STORED RECORDS:
* BEGIN *

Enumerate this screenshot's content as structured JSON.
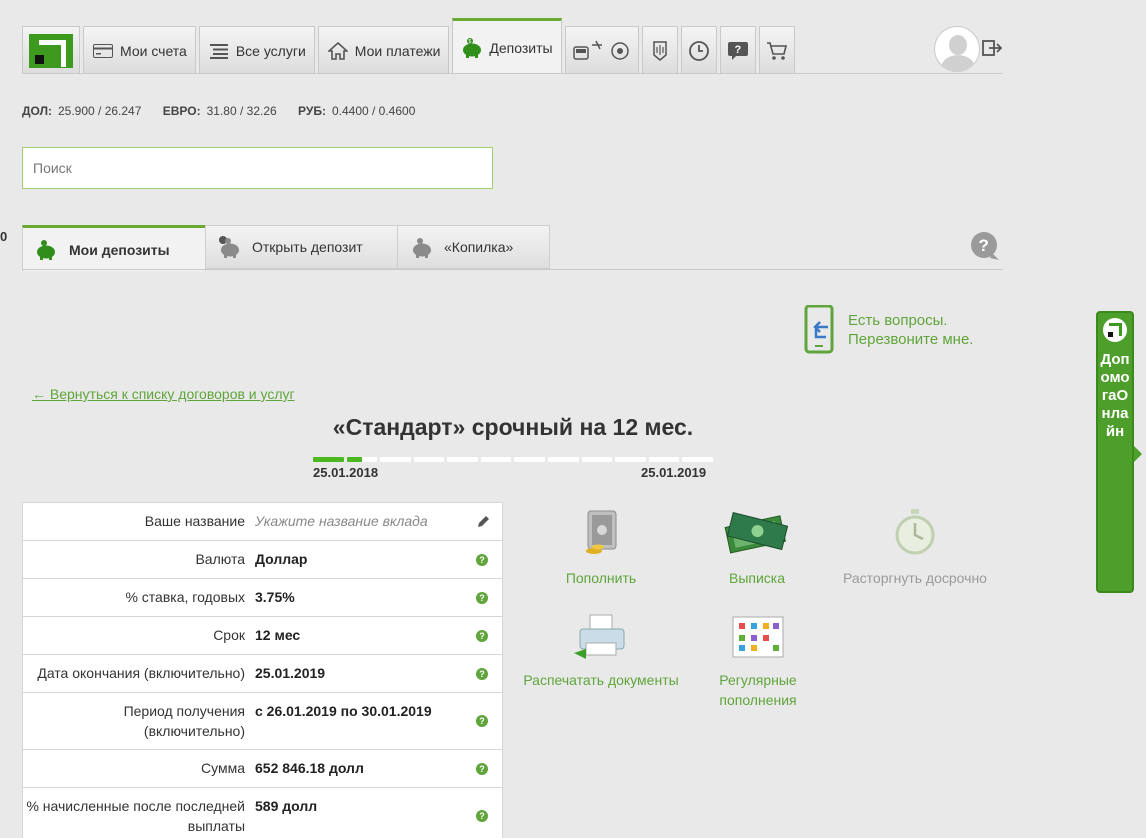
{
  "nav": {
    "tabs": [
      {
        "label": "Мои счета",
        "icon": "card-icon"
      },
      {
        "label": "Все услуги",
        "icon": "list-icon"
      },
      {
        "label": "Мои платежи",
        "icon": "home-icon"
      },
      {
        "label": "Депозиты",
        "icon": "piggy-bank-icon"
      }
    ],
    "icon_tabs": [
      "transport-icon",
      "coat-of-arms-icon",
      "timer-icon",
      "question-icon",
      "cart-icon"
    ]
  },
  "rates": {
    "usd_label": "ДОЛ:",
    "usd_value": "25.900 / 26.247",
    "eur_label": "ЕВРО:",
    "eur_value": "31.80 / 32.26",
    "rub_label": "РУБ:",
    "rub_value": "0.4400 / 0.4600"
  },
  "search": {
    "placeholder": "Поиск"
  },
  "left_stub": "0",
  "subtabs": {
    "my_deposits": "Мои депозиты",
    "open_deposit": "Открыть депозит",
    "kopilka": "«Копилка»"
  },
  "callback": {
    "line1": "Есть вопросы.",
    "line2": "Перезвоните мне."
  },
  "back_link": "← Вернуться к списку договоров и услуг",
  "deposit": {
    "title": "«Стандарт» срочный на 12 мес.",
    "start_date": "25.01.2018",
    "end_date": "25.01.2019",
    "progress_fraction": 0.125
  },
  "details": [
    {
      "label": "Ваше название",
      "value": "Укажите название вклада",
      "placeholder": true
    },
    {
      "label": "Валюта",
      "value": "Доллар"
    },
    {
      "label": "% ставка, годовых",
      "value": "3.75%"
    },
    {
      "label": "Срок",
      "value": "12 мес"
    },
    {
      "label": "Дата окончания (включительно)",
      "value": "25.01.2019"
    },
    {
      "label": "Период получения (включительно)",
      "value": "с 26.01.2019 по 30.01.2019"
    },
    {
      "label": "Сумма",
      "value": "652 846.18  долл"
    },
    {
      "label": "% начисленные после последней выплаты",
      "value": "589  долл"
    }
  ],
  "actions": {
    "replenish": "Пополнить",
    "statement": "Выписка",
    "terminate": "Расторгнуть досрочно",
    "print": "Распечатать документы",
    "regular_1": "Регулярные",
    "regular_2": "пополнения"
  },
  "side_help": "ДопомогаОнлайн",
  "colors": {
    "accent": "#5fa53b",
    "brand": "#3d9a1e",
    "progress": "#4bb821"
  }
}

* END *

WORK INSTRUCTIONS: Repeat each line of the records above exactly, but do not copy the pictures.

CORRECT OUTPUT:
Enumerate this screenshot's content as structured JSON.
{
  "nav": {
    "tabs": [
      {
        "label": "Мои счета",
        "icon": "card-icon"
      },
      {
        "label": "Все услуги",
        "icon": "list-icon"
      },
      {
        "label": "Мои платежи",
        "icon": "home-icon"
      },
      {
        "label": "Депозиты",
        "icon": "piggy-bank-icon"
      }
    ],
    "icon_tabs": [
      "transport-icon",
      "coat-of-arms-icon",
      "timer-icon",
      "question-icon",
      "cart-icon"
    ]
  },
  "rates": {
    "usd_label": "ДОЛ:",
    "usd_value": "25.900 / 26.247",
    "eur_label": "ЕВРО:",
    "eur_value": "31.80 / 32.26",
    "rub_label": "РУБ:",
    "rub_value": "0.4400 / 0.4600"
  },
  "search": {
    "placeholder": "Поиск"
  },
  "left_stub": "0",
  "subtabs": {
    "my_deposits": "Мои депозиты",
    "open_deposit": "Открыть депозит",
    "kopilka": "«Копилка»"
  },
  "callback": {
    "line1": "Есть вопросы.",
    "line2": "Перезвоните мне."
  },
  "back_link": "← Вернуться к списку договоров и услуг",
  "deposit": {
    "title": "«Стандарт» срочный на 12 мес.",
    "start_date": "25.01.2018",
    "end_date": "25.01.2019",
    "progress_fraction": 0.125
  },
  "details": [
    {
      "label": "Ваше название",
      "value": "Укажите название вклада",
      "placeholder": true
    },
    {
      "label": "Валюта",
      "value": "Доллар"
    },
    {
      "label": "% ставка, годовых",
      "value": "3.75%"
    },
    {
      "label": "Срок",
      "value": "12 мес"
    },
    {
      "label": "Дата окончания (включительно)",
      "value": "25.01.2019"
    },
    {
      "label": "Период получения (включительно)",
      "value": "с 26.01.2019 по 30.01.2019"
    },
    {
      "label": "Сумма",
      "value": "652 846.18  долл"
    },
    {
      "label": "% начисленные после последней выплаты",
      "value": "589  долл"
    }
  ],
  "actions": {
    "replenish": "Пополнить",
    "statement": "Выписка",
    "terminate": "Расторгнуть досрочно",
    "print": "Распечатать документы",
    "regular_1": "Регулярные",
    "regular_2": "пополнения"
  },
  "side_help": "ДопомогаОнлайн",
  "colors": {
    "accent": "#5fa53b",
    "brand": "#3d9a1e",
    "progress": "#4bb821"
  }
}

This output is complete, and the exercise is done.